Former Lottery Exec’s Pension Frozen as Corruption Probe Hots Up
The pension of former National Lotteries Commission chief operating officer Phillemon Letwaba has been frozen by the Special Tribunal. The Special Tribunal has frozen the R2.8-million pension of former National Lotteries Commission chief operating officer Phillemon Letwaba. This follows an application by the Special Investigating Unit, which was authorised in 2020 by President Cyril Ramaphosa […]
The pension of former National Lotteries Commission chief operating officer Phillemon Letwaba has been frozen by the Special Tribunal.
- The Special Tribunal has frozen the R2.8-million pension of former National Lotteries Commission chief operating officer Phillemon Letwaba.
- This follows an application by the Special Investigating Unit, which was authorised in 2020 by President Cyril Ramaphosa to investigate the NLC.
- The SIU says this follows Letwaba’s resignation pending a disciplinary hearing into his role in the distribution of Lottery funds to several non-profit organisations.
This followed an application for a preservation order by the Special Investigating Unit (SIU). The order was granted after a secret hearing before a judge on 16 September.

Data items:
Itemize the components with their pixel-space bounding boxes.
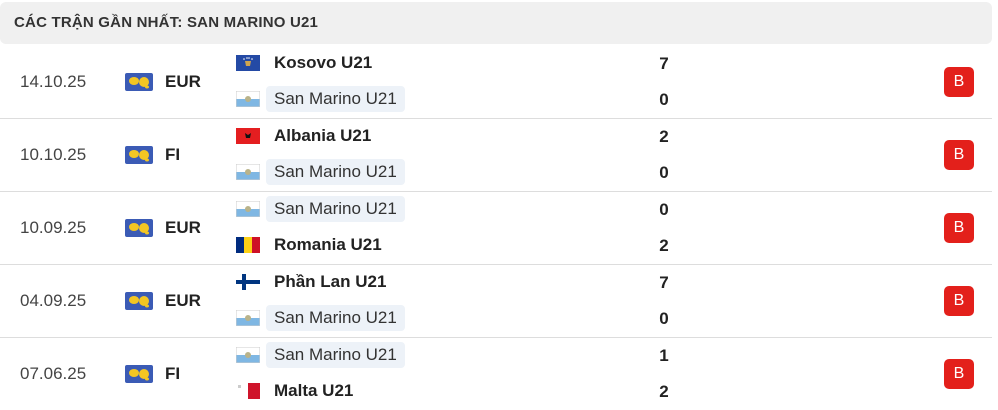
result-badge: B (944, 67, 974, 97)
match-date: 14.10.25 (20, 72, 87, 91)
match-row[interactable]: 10.10.25 FI Albania U21 2 San Marino U21… (0, 118, 992, 192)
team-flag (236, 274, 260, 290)
away-score: 0 (659, 309, 669, 328)
away-team: San Marino U21 (266, 305, 405, 331)
team-flag (236, 55, 260, 71)
result-badge: B (944, 359, 974, 389)
match-row[interactable]: 04.09.25 EUR Phần Lan U21 7 San Marino U… (0, 264, 992, 338)
team-flag (236, 237, 260, 253)
away-score: 2 (659, 236, 669, 255)
away-team: Malta U21 (274, 381, 354, 400)
away-team: San Marino U21 (266, 159, 405, 185)
competition: EUR (165, 218, 201, 237)
team-flag (236, 310, 260, 326)
team-flag (236, 347, 260, 363)
result-badge: B (944, 140, 974, 170)
match-date: 10.10.25 (20, 145, 87, 164)
match-row[interactable]: 10.09.25 EUR San Marino U21 0 Romania U2… (0, 191, 992, 265)
result-badge: B (944, 213, 974, 243)
competition-icon (125, 73, 153, 91)
competition: EUR (165, 72, 201, 91)
home-score: 0 (659, 200, 669, 219)
competition-icon (125, 292, 153, 310)
away-score: 0 (659, 90, 669, 109)
competition-icon (125, 146, 153, 164)
competition-icon (125, 365, 153, 383)
match-date: 07.06.25 (20, 364, 87, 383)
home-score: 7 (659, 54, 669, 73)
result-badge: B (944, 286, 974, 316)
team-flag (236, 91, 260, 107)
team-flag (236, 383, 260, 399)
match-row[interactable]: 07.06.25 FI San Marino U21 1 Malta U21 2… (0, 337, 992, 410)
away-team: San Marino U21 (266, 86, 405, 112)
home-score: 1 (659, 346, 669, 365)
competition: FI (165, 145, 181, 164)
home-team: Kosovo U21 (274, 53, 373, 72)
team-flag (236, 201, 260, 217)
home-team: Phần Lan U21 (274, 272, 387, 291)
competition: FI (165, 364, 181, 383)
home-team: Albania U21 (274, 126, 372, 145)
competition-icon (125, 219, 153, 237)
home-score: 2 (659, 127, 669, 146)
away-team: Romania U21 (274, 235, 382, 254)
match-date: 04.09.25 (20, 291, 87, 310)
match-date: 10.09.25 (20, 218, 87, 237)
team-flag (236, 164, 260, 180)
home-team: San Marino U21 (266, 342, 405, 368)
home-score: 7 (659, 273, 669, 292)
away-score: 2 (659, 382, 669, 401)
header: CÁC TRẬN GẦN NHẤT: SAN MARINO U21 (0, 2, 992, 44)
match-row[interactable]: 14.10.25 EUR Kosovo U21 7 San Marino U21… (0, 45, 992, 119)
home-team: San Marino U21 (266, 196, 405, 222)
competition: EUR (165, 291, 201, 310)
team-flag (236, 128, 260, 144)
header-title: CÁC TRẬN GẦN NHẤT: SAN MARINO U21 (14, 14, 319, 31)
away-score: 0 (659, 163, 669, 182)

Work to do:
a - Retype the part of the article on the frozen lottery pension that begins at the words "- The Special" and ends after the words "investigate the NLC.".
b - Repeat the lines of the data items word for word, starting at the line that has "result-badge: B (944, 67, 974, 97)" and stopping after the line that has "competition-icon (125, 292, 153, 310)", with both of those lines included.

Answers for the tasks:
a -
- The Special Tribunal has frozen the R2.8-million pension of former National Lotteries Commission chief operating officer Phillemon Letwaba.
- This follows an application by the Special Investigating Unit, which was authorised in 2020 by President Cyril Ramaphosa to investigate the NLC.

b -
result-badge: B (944, 67, 974, 97)
match-date: 14.10.25 (20, 72, 87, 91)
match-row[interactable]: 10.10.25 FI Albania U21 2 San Marino U21… (0, 118, 992, 192)
team-flag (236, 274, 260, 290)
away-score: 0 (659, 309, 669, 328)
away-team: San Marino U21 (266, 305, 405, 331)
team-flag (236, 55, 260, 71)
result-badge: B (944, 359, 974, 389)
match-row[interactable]: 04.09.25 EUR Phần Lan U21 7 San Marino U… (0, 264, 992, 338)
team-flag (236, 237, 260, 253)
away-score: 2 (659, 236, 669, 255)
away-team: Malta U21 (274, 381, 354, 400)
away-team: San Marino U21 (266, 159, 405, 185)
competition: EUR (165, 218, 201, 237)
team-flag (236, 310, 260, 326)
team-flag (236, 347, 260, 363)
result-badge: B (944, 140, 974, 170)
match-date: 10.10.25 (20, 145, 87, 164)
match-row[interactable]: 10.09.25 EUR San Marino U21 0 Romania U2… (0, 191, 992, 265)
result-badge: B (944, 213, 974, 243)
competition-icon (125, 73, 153, 91)
competition: EUR (165, 72, 201, 91)
home-score: 0 (659, 200, 669, 219)
competition-icon (125, 292, 153, 310)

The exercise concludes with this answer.